- _Goal of the exercise_: Using the listing below, copy every line that mentions "Subventionen".

- _Records_:
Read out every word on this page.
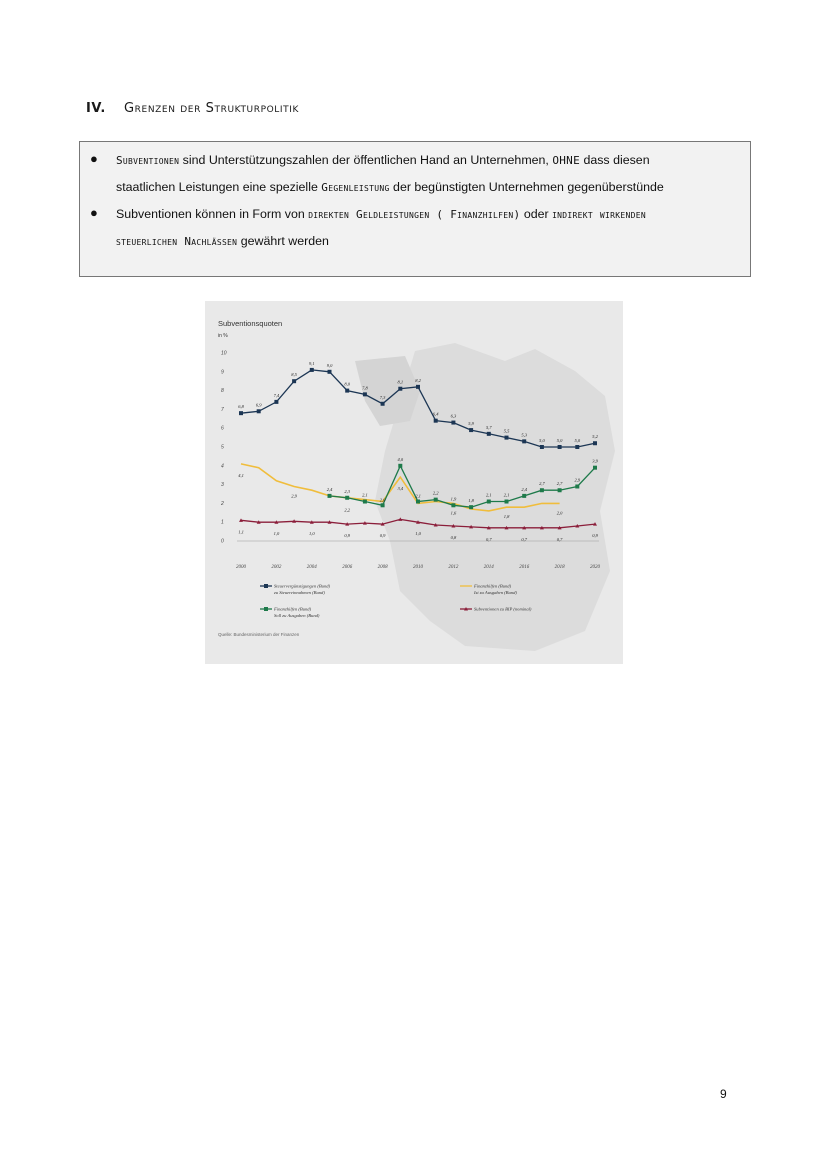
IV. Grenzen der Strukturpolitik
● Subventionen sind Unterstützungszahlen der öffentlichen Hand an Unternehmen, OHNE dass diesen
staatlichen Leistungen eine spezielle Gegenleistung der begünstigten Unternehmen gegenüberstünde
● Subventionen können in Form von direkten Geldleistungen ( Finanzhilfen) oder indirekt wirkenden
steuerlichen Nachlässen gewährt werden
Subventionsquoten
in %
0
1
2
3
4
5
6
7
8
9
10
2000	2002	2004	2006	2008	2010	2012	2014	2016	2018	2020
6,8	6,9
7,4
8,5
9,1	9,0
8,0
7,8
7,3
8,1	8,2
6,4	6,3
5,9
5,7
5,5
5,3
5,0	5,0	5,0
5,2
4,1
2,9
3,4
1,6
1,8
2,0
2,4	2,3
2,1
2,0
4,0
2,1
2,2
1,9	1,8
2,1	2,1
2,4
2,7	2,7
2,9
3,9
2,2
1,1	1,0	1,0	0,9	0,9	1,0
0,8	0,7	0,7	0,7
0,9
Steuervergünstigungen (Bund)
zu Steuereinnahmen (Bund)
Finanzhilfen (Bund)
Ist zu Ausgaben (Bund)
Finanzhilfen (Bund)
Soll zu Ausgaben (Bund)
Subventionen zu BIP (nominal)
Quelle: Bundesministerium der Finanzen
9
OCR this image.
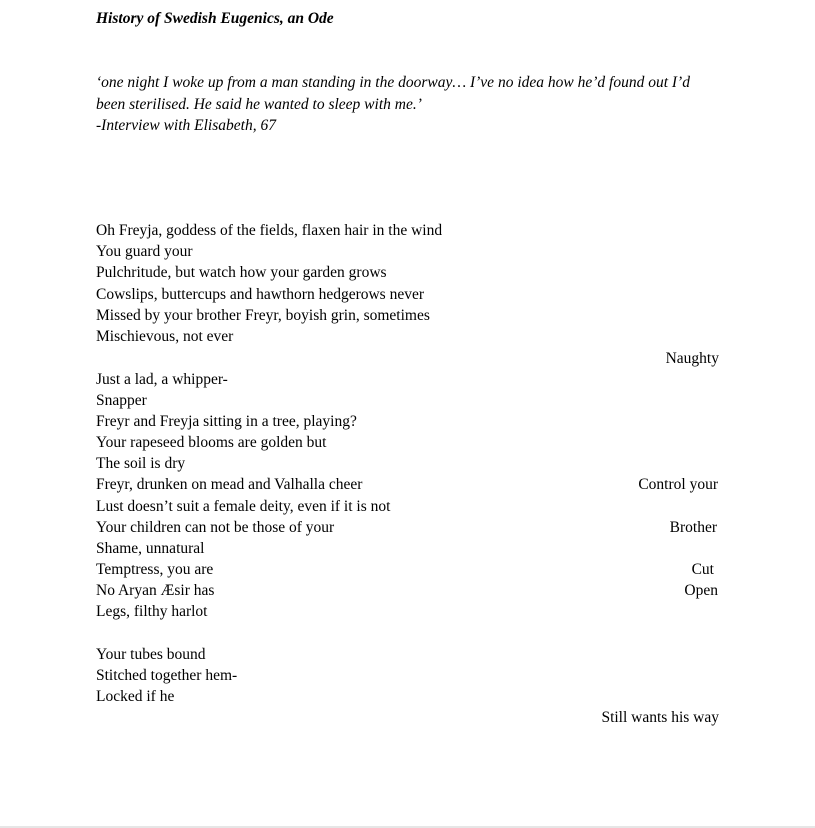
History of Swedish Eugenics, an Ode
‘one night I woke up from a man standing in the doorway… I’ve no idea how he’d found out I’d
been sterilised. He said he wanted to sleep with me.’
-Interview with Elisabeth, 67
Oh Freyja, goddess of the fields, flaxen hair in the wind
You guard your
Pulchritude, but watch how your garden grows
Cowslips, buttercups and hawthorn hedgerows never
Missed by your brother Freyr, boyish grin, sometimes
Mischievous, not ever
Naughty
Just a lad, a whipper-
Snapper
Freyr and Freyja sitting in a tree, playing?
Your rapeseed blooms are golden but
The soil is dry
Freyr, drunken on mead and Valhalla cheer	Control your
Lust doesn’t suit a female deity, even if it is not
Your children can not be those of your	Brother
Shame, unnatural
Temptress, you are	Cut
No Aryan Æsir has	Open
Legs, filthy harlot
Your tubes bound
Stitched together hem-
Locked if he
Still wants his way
--
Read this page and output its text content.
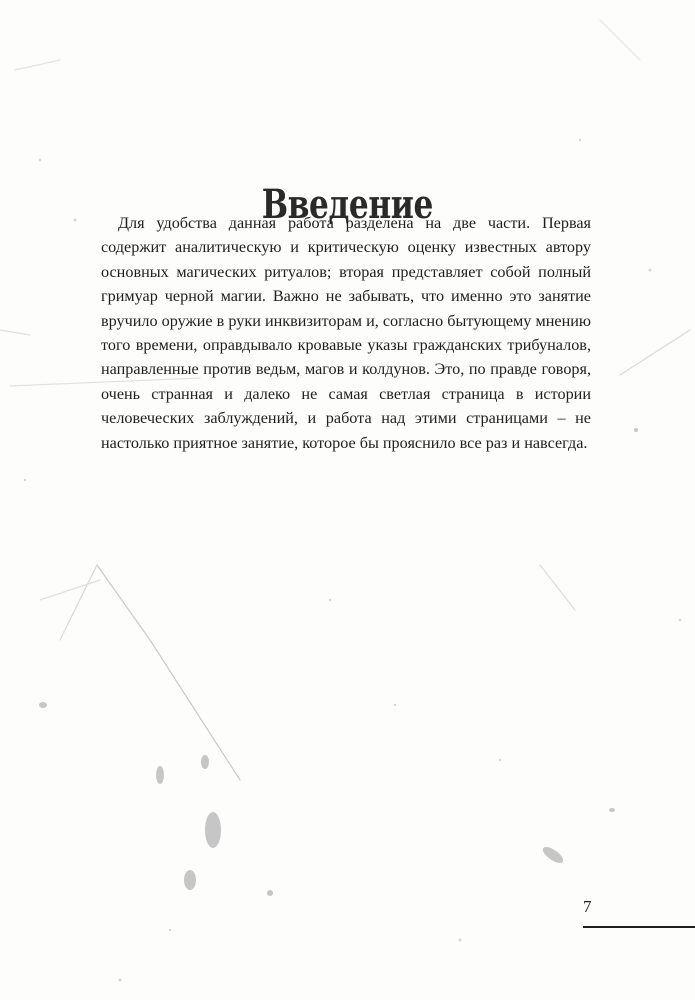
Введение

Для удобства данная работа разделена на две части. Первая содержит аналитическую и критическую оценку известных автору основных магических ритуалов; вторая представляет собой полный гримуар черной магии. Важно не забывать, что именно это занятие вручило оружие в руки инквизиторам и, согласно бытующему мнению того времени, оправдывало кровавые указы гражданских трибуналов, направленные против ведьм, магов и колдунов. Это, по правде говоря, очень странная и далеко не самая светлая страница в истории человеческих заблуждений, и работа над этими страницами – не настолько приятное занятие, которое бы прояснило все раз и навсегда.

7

- _Written solution_:
● Subventionen sind Unterstützungszahlen der öffentlichen Hand an Unternehmen, OHNE dass diesen
● Subventionen können in Form von direkten Geldleistungen ( Finanzhilfen) oder indirekt wirkenden
Subventionen zu BIP (nominal)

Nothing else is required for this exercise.